* _What you need to do_: Output each entry that follows exactly. Images stay out.

* _Working data_:

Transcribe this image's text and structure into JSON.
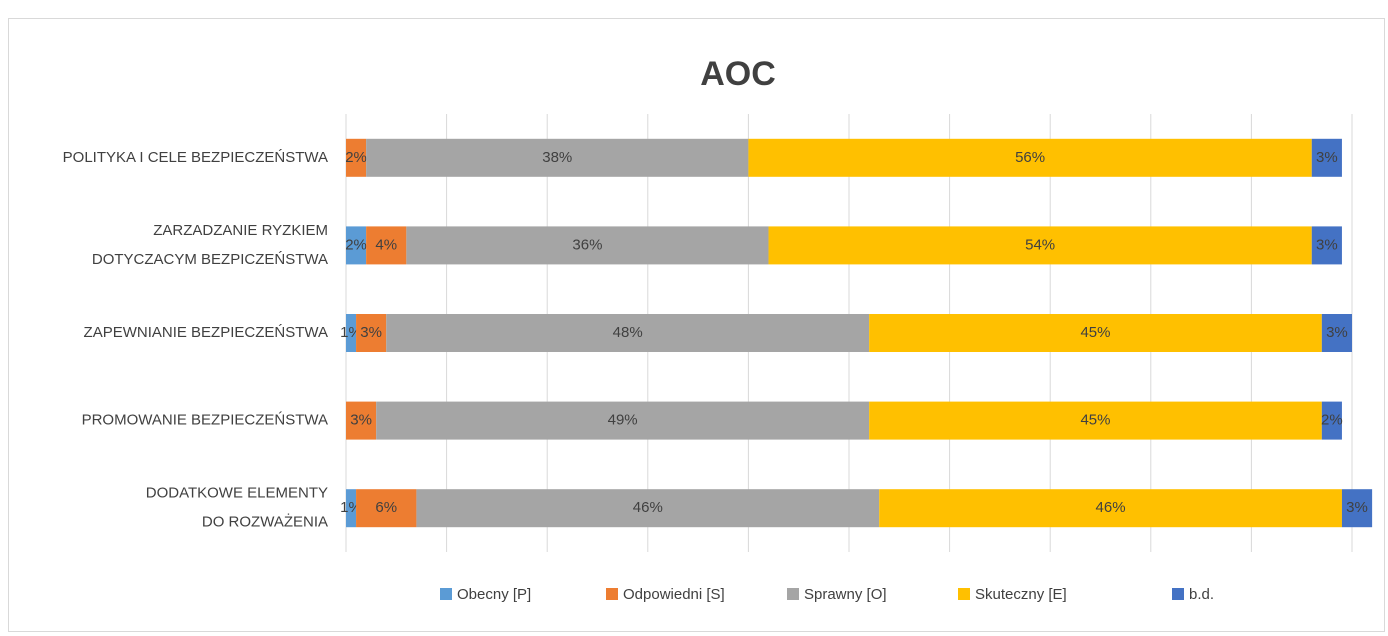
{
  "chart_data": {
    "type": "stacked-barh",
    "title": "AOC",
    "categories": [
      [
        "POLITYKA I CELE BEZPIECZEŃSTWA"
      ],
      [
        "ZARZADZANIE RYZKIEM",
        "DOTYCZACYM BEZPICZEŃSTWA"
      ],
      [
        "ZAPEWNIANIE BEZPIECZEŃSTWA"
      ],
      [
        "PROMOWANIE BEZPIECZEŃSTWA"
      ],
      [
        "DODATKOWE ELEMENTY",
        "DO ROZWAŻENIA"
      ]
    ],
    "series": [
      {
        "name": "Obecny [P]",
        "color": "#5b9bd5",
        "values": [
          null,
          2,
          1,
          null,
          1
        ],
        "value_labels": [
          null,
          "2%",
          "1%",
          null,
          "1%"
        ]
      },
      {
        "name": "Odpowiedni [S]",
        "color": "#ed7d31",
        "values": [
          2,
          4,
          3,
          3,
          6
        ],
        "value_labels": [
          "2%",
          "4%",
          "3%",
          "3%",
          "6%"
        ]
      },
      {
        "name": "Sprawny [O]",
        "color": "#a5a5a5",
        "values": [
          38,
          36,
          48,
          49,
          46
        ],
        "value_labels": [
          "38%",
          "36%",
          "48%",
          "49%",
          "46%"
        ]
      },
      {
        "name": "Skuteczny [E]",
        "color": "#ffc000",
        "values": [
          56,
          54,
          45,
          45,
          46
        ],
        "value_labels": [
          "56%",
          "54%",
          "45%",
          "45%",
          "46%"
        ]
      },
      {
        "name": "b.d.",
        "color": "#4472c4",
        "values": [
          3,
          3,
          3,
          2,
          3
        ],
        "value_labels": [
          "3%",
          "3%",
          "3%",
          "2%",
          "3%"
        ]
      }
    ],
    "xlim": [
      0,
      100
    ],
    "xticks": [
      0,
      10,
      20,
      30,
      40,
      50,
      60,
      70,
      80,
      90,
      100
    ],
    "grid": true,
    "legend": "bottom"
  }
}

* _Reply to the task_:
Transcribe this image's text and structure into JSON.
{
  "chart_data": {
    "type": "stacked-barh",
    "title": "AOC",
    "categories": [
      [
        "POLITYKA I CELE BEZPIECZEŃSTWA"
      ],
      [
        "ZARZADZANIE RYZKIEM",
        "DOTYCZACYM BEZPICZEŃSTWA"
      ],
      [
        "ZAPEWNIANIE BEZPIECZEŃSTWA"
      ],
      [
        "PROMOWANIE BEZPIECZEŃSTWA"
      ],
      [
        "DODATKOWE ELEMENTY",
        "DO ROZWAŻENIA"
      ]
    ],
    "series": [
      {
        "name": "Obecny [P]",
        "color": "#5b9bd5",
        "values": [
          null,
          2,
          1,
          null,
          1
        ],
        "value_labels": [
          null,
          "2%",
          "1%",
          null,
          "1%"
        ]
      },
      {
        "name": "Odpowiedni [S]",
        "color": "#ed7d31",
        "values": [
          2,
          4,
          3,
          3,
          6
        ],
        "value_labels": [
          "2%",
          "4%",
          "3%",
          "3%",
          "6%"
        ]
      },
      {
        "name": "Sprawny [O]",
        "color": "#a5a5a5",
        "values": [
          38,
          36,
          48,
          49,
          46
        ],
        "value_labels": [
          "38%",
          "36%",
          "48%",
          "49%",
          "46%"
        ]
      },
      {
        "name": "Skuteczny [E]",
        "color": "#ffc000",
        "values": [
          56,
          54,
          45,
          45,
          46
        ],
        "value_labels": [
          "56%",
          "54%",
          "45%",
          "45%",
          "46%"
        ]
      },
      {
        "name": "b.d.",
        "color": "#4472c4",
        "values": [
          3,
          3,
          3,
          2,
          3
        ],
        "value_labels": [
          "3%",
          "3%",
          "3%",
          "2%",
          "3%"
        ]
      }
    ],
    "xlim": [
      0,
      100
    ],
    "xticks": [
      0,
      10,
      20,
      30,
      40,
      50,
      60,
      70,
      80,
      90,
      100
    ],
    "grid": true,
    "legend": "bottom"
  }
}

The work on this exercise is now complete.